Listed entries —
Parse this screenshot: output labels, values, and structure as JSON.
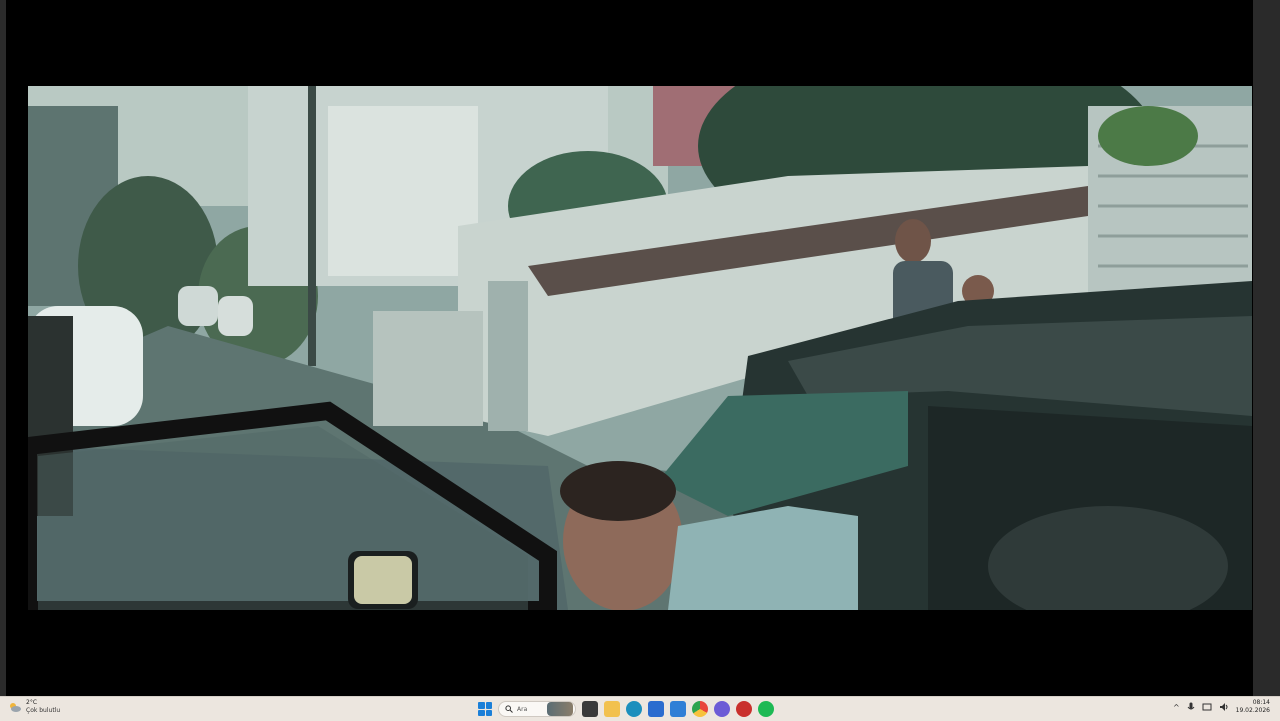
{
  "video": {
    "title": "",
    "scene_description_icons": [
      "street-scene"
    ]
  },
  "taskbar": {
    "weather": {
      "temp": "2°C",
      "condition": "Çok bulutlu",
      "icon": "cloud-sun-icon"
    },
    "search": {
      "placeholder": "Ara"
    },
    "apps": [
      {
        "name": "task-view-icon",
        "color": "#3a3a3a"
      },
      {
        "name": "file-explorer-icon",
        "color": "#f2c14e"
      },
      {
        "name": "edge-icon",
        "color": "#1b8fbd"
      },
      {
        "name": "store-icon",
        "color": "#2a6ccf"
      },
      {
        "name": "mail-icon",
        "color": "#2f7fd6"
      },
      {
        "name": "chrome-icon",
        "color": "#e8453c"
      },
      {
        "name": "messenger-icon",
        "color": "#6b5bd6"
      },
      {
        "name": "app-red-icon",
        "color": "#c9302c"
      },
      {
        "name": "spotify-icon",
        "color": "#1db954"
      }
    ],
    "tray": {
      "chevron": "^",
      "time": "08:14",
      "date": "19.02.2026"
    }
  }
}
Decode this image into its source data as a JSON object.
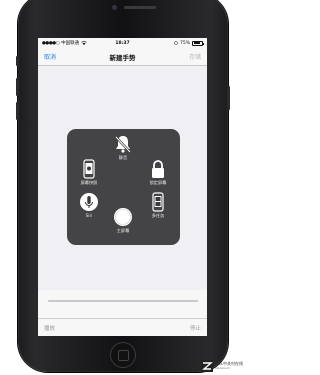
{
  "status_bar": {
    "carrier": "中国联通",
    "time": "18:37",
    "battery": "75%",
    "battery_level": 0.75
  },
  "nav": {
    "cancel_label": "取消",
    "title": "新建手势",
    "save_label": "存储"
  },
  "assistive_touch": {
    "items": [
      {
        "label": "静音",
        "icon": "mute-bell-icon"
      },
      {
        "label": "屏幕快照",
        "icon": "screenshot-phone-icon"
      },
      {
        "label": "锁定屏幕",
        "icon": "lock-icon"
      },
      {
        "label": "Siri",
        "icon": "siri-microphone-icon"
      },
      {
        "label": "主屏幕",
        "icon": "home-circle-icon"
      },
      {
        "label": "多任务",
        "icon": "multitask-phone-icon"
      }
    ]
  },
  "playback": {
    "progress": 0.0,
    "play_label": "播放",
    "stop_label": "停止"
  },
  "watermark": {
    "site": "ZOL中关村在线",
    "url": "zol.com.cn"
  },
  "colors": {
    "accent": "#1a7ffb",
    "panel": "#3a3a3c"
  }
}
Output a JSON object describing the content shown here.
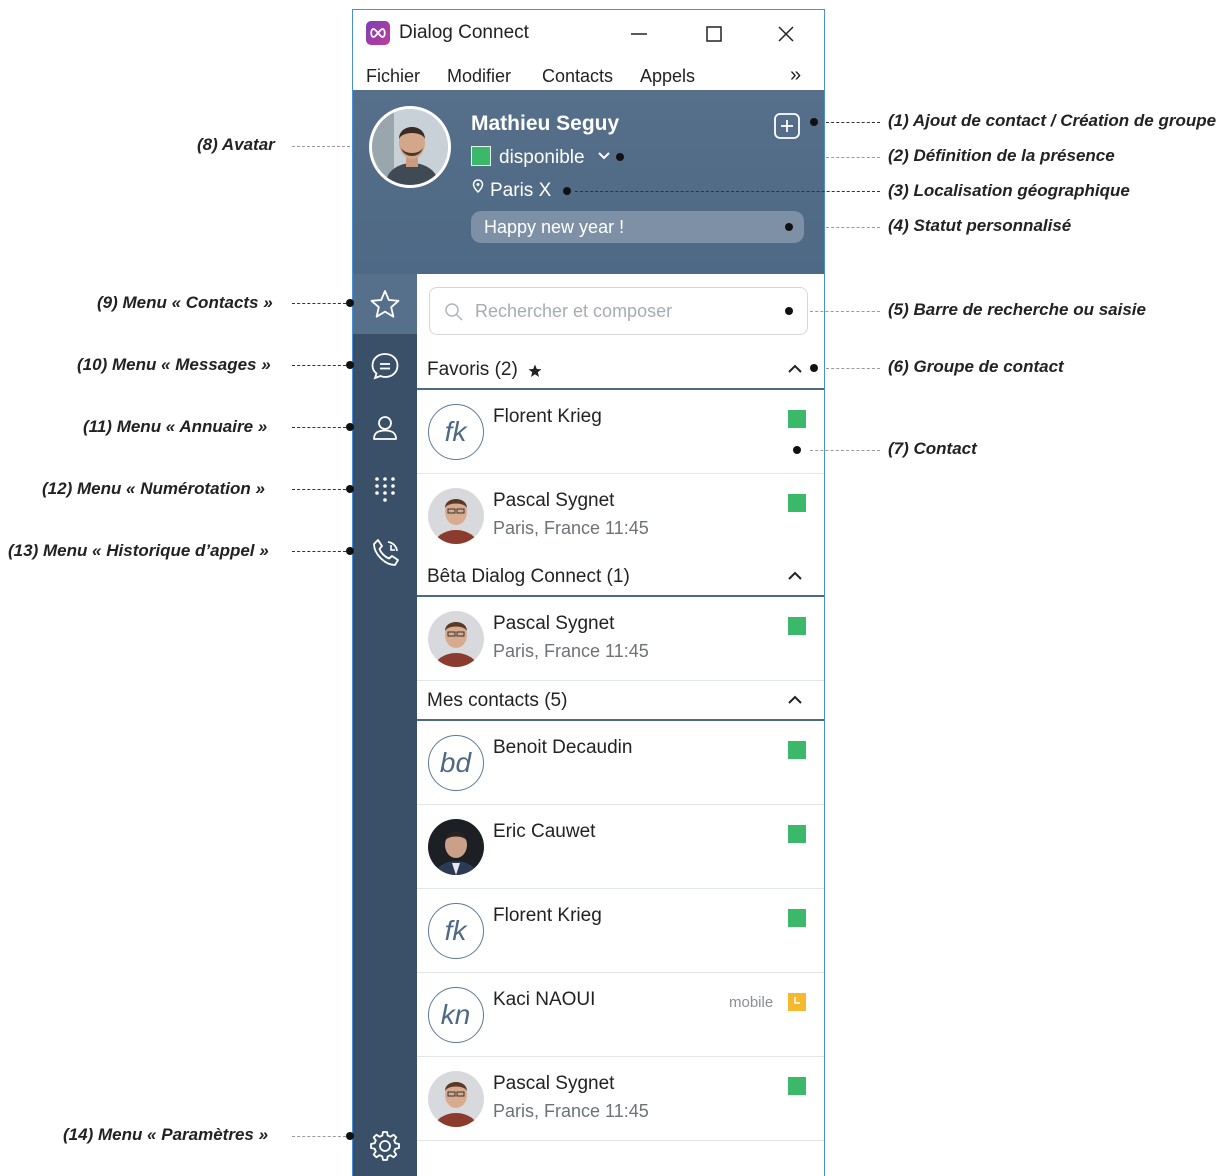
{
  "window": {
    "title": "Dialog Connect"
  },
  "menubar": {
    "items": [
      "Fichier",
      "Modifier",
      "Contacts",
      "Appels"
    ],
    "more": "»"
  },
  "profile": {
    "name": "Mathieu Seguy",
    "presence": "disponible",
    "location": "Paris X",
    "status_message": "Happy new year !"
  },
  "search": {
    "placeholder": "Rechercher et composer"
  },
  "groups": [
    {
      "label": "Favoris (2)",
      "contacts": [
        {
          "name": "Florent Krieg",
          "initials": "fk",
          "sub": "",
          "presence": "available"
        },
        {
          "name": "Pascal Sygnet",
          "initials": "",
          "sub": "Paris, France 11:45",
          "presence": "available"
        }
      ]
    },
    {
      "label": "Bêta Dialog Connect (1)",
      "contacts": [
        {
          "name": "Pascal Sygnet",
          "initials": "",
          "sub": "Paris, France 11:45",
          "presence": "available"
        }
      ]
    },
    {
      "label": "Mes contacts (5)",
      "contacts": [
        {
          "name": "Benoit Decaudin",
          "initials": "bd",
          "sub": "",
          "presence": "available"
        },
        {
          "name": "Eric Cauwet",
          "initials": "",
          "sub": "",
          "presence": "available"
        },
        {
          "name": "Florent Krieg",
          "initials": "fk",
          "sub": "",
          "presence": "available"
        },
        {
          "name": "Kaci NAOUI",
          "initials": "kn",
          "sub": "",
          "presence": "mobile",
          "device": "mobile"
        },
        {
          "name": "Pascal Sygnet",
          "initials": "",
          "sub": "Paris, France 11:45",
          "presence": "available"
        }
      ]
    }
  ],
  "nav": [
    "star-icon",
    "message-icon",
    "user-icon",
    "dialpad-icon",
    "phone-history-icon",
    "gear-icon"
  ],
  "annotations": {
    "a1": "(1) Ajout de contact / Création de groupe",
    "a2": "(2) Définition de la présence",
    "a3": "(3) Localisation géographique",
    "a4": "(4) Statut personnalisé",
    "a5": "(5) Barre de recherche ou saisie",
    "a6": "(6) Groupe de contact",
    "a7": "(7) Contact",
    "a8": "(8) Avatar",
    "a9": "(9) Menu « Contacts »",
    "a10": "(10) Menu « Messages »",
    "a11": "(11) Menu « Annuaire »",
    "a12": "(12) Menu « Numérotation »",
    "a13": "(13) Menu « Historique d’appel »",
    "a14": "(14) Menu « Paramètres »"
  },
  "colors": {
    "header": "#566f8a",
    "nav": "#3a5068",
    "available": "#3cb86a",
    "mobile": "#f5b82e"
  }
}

...

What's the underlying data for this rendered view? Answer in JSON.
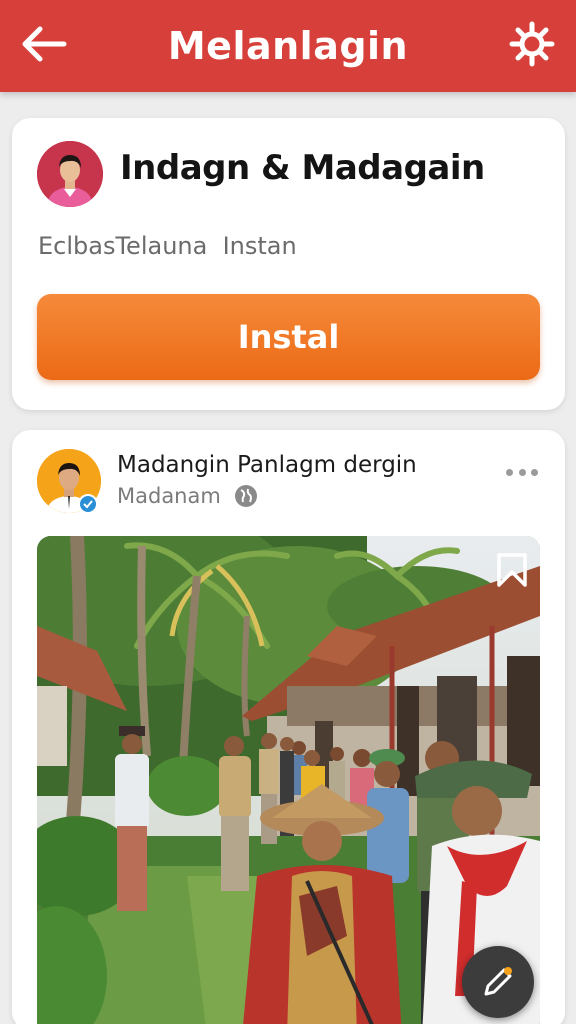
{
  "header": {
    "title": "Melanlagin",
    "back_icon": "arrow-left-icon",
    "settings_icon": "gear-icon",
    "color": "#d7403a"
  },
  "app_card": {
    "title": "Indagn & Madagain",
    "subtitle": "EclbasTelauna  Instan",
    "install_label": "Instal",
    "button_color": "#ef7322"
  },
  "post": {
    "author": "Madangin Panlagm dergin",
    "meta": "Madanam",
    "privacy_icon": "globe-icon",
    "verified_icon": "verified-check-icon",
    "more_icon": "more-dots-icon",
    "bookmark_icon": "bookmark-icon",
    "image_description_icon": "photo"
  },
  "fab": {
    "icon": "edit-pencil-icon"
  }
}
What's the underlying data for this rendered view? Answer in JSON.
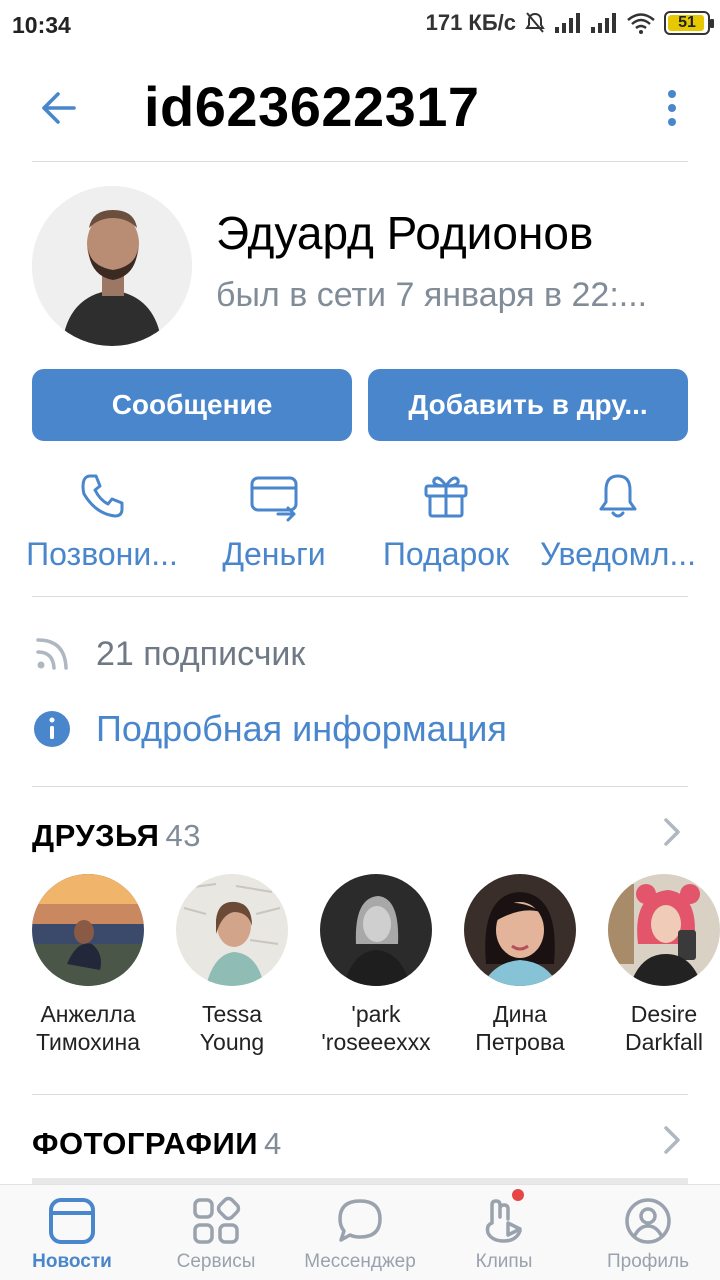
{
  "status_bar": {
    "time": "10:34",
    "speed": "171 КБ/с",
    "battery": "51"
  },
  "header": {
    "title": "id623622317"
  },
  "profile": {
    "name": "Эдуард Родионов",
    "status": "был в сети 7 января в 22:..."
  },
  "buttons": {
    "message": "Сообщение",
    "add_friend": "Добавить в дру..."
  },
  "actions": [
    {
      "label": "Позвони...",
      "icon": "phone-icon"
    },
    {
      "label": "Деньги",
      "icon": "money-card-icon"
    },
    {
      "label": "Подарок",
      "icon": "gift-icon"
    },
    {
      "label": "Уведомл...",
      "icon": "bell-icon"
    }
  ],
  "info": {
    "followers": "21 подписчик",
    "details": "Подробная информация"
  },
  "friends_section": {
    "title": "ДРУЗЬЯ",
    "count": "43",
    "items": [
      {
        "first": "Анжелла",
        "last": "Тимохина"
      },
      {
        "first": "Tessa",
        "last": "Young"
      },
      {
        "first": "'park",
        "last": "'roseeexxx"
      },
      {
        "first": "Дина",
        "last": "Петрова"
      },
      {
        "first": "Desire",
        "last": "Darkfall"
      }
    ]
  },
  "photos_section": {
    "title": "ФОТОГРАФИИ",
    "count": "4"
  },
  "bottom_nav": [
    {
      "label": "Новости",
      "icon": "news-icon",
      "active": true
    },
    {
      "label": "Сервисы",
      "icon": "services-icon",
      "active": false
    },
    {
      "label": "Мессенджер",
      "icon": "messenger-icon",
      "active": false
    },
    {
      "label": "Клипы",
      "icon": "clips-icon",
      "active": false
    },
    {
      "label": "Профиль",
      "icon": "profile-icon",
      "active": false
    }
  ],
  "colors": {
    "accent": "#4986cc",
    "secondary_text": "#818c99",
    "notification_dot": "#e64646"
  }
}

Work required — Say how many lines in the listing above include "object". Give nothing but the number.

Response below — 2